▶ **Task**: Reproduce each of the following rows verbatim, without altering any character.

▶ **Provided data**:
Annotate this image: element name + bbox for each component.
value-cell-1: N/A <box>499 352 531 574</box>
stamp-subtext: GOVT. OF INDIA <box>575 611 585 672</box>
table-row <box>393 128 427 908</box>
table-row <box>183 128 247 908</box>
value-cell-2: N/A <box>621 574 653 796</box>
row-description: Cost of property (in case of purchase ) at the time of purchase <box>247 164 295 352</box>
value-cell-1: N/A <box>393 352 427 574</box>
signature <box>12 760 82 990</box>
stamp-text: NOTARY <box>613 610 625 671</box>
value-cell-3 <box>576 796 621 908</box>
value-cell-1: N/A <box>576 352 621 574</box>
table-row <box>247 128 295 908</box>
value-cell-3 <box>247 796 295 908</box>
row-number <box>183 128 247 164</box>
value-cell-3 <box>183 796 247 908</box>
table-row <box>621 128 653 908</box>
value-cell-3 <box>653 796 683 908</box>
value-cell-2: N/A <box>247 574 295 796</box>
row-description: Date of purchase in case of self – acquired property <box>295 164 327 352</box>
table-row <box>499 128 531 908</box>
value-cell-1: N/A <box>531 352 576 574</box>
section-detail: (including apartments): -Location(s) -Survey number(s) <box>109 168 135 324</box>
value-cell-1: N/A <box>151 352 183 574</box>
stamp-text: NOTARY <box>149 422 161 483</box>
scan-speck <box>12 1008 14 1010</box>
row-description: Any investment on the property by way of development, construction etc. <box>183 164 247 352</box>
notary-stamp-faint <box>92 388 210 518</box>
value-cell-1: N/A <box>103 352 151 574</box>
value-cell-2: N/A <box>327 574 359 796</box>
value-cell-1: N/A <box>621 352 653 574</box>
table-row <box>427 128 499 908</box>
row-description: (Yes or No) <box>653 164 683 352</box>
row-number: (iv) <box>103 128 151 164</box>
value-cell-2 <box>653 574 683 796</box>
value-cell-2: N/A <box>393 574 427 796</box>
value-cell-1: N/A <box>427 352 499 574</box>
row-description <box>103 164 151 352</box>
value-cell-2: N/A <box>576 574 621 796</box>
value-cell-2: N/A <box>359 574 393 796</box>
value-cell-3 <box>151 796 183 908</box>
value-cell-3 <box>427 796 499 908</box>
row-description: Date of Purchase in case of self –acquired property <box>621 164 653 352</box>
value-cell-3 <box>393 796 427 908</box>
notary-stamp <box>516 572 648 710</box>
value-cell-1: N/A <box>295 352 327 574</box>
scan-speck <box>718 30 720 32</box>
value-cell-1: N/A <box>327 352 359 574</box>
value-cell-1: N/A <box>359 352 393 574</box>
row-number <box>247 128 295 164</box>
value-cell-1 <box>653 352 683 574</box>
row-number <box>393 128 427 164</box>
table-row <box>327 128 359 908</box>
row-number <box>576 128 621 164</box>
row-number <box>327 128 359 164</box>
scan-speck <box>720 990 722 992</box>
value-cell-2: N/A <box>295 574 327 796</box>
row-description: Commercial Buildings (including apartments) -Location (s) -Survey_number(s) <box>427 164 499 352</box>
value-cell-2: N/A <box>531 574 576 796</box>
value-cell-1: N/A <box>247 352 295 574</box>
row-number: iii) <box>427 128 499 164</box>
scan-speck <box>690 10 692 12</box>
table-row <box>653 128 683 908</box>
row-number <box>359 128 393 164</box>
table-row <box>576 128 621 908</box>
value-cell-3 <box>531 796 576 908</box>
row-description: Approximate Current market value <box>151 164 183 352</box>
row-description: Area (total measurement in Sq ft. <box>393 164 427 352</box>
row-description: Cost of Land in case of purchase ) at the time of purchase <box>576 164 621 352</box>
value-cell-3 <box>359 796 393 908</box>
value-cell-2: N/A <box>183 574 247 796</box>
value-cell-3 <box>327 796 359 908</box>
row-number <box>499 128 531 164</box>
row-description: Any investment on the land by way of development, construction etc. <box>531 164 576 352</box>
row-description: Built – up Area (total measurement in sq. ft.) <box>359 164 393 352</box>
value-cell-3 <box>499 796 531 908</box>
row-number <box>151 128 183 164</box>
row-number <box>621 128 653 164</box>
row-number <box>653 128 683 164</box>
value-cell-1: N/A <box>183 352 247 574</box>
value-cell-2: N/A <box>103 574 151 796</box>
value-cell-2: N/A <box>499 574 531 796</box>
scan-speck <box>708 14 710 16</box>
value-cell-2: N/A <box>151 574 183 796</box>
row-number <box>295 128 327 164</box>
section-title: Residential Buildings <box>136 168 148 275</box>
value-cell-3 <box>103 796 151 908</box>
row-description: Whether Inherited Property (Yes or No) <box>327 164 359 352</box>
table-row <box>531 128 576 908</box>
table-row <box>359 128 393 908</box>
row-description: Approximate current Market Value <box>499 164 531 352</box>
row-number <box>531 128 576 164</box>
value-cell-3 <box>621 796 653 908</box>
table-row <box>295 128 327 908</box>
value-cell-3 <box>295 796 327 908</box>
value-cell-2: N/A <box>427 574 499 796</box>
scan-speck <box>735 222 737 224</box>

▶ **Correct output**:
Annotate this image: element name + bbox for each component.
value-cell-1: N/A <box>499 352 531 574</box>
stamp-subtext: GOVT. OF INDIA <box>575 611 585 672</box>
table-row <box>393 128 427 908</box>
table-row <box>183 128 247 908</box>
value-cell-2: N/A <box>621 574 653 796</box>
row-description: Cost of property (in case of purchase ) at the time of purchase <box>247 164 295 352</box>
value-cell-1: N/A <box>393 352 427 574</box>
signature <box>12 760 82 990</box>
stamp-text: NOTARY <box>613 610 625 671</box>
value-cell-3 <box>576 796 621 908</box>
value-cell-1: N/A <box>576 352 621 574</box>
table-row <box>247 128 295 908</box>
value-cell-3 <box>247 796 295 908</box>
row-number <box>183 128 247 164</box>
value-cell-3 <box>183 796 247 908</box>
table-row <box>621 128 653 908</box>
value-cell-3 <box>653 796 683 908</box>
value-cell-2: N/A <box>247 574 295 796</box>
row-description: Date of purchase in case of self – acquired property <box>295 164 327 352</box>
table-row <box>499 128 531 908</box>
value-cell-1: N/A <box>531 352 576 574</box>
section-detail: (including apartments): -Location(s) -Survey number(s) <box>109 168 135 324</box>
value-cell-1: N/A <box>151 352 183 574</box>
stamp-text: NOTARY <box>149 422 161 483</box>
scan-speck <box>12 1008 14 1010</box>
row-description: Any investment on the property by way of development, construction etc. <box>183 164 247 352</box>
notary-stamp-faint <box>92 388 210 518</box>
value-cell-1: N/A <box>103 352 151 574</box>
value-cell-2: N/A <box>327 574 359 796</box>
value-cell-1: N/A <box>621 352 653 574</box>
table-row <box>427 128 499 908</box>
row-description: (Yes or No) <box>653 164 683 352</box>
row-number: (iv) <box>103 128 151 164</box>
value-cell-2 <box>653 574 683 796</box>
value-cell-2: N/A <box>393 574 427 796</box>
value-cell-1: N/A <box>427 352 499 574</box>
row-description <box>103 164 151 352</box>
value-cell-2: N/A <box>576 574 621 796</box>
value-cell-2: N/A <box>359 574 393 796</box>
value-cell-3 <box>151 796 183 908</box>
value-cell-3 <box>427 796 499 908</box>
row-description: Date of Purchase in case of self –acquired property <box>621 164 653 352</box>
value-cell-3 <box>393 796 427 908</box>
notary-stamp <box>516 572 648 710</box>
value-cell-1: N/A <box>295 352 327 574</box>
scan-speck <box>718 30 720 32</box>
value-cell-1: N/A <box>327 352 359 574</box>
value-cell-1: N/A <box>359 352 393 574</box>
row-number <box>247 128 295 164</box>
value-cell-1 <box>653 352 683 574</box>
row-number <box>393 128 427 164</box>
table-row <box>327 128 359 908</box>
row-number <box>576 128 621 164</box>
row-number <box>327 128 359 164</box>
scan-speck <box>720 990 722 992</box>
value-cell-2: N/A <box>295 574 327 796</box>
row-description: Commercial Buildings (including apartments) -Location (s) -Survey_number(s) <box>427 164 499 352</box>
value-cell-2: N/A <box>531 574 576 796</box>
value-cell-1: N/A <box>247 352 295 574</box>
row-number: iii) <box>427 128 499 164</box>
scan-speck <box>690 10 692 12</box>
table-row <box>653 128 683 908</box>
row-number <box>359 128 393 164</box>
table-row <box>576 128 621 908</box>
value-cell-3 <box>531 796 576 908</box>
row-description: Approximate Current market value <box>151 164 183 352</box>
row-description: Area (total measurement in Sq ft. <box>393 164 427 352</box>
row-description: Cost of Land in case of purchase ) at the time of purchase <box>576 164 621 352</box>
value-cell-3 <box>359 796 393 908</box>
value-cell-2: N/A <box>183 574 247 796</box>
value-cell-3 <box>327 796 359 908</box>
row-number <box>499 128 531 164</box>
row-description: Any investment on the land by way of development, construction etc. <box>531 164 576 352</box>
row-description: Built – up Area (total measurement in sq. ft.) <box>359 164 393 352</box>
value-cell-3 <box>499 796 531 908</box>
row-number <box>151 128 183 164</box>
row-number <box>621 128 653 164</box>
row-number <box>653 128 683 164</box>
value-cell-1: N/A <box>183 352 247 574</box>
value-cell-2: N/A <box>103 574 151 796</box>
value-cell-2: N/A <box>499 574 531 796</box>
scan-speck <box>708 14 710 16</box>
value-cell-2: N/A <box>151 574 183 796</box>
row-number <box>295 128 327 164</box>
section-title: Residential Buildings <box>136 168 148 275</box>
value-cell-3 <box>103 796 151 908</box>
row-description: Whether Inherited Property (Yes or No) <box>327 164 359 352</box>
table-row <box>531 128 576 908</box>
table-row <box>359 128 393 908</box>
row-description: Approximate current Market Value <box>499 164 531 352</box>
row-number <box>531 128 576 164</box>
value-cell-3 <box>621 796 653 908</box>
table-row <box>295 128 327 908</box>
value-cell-3 <box>295 796 327 908</box>
value-cell-2: N/A <box>427 574 499 796</box>
scan-speck <box>735 222 737 224</box>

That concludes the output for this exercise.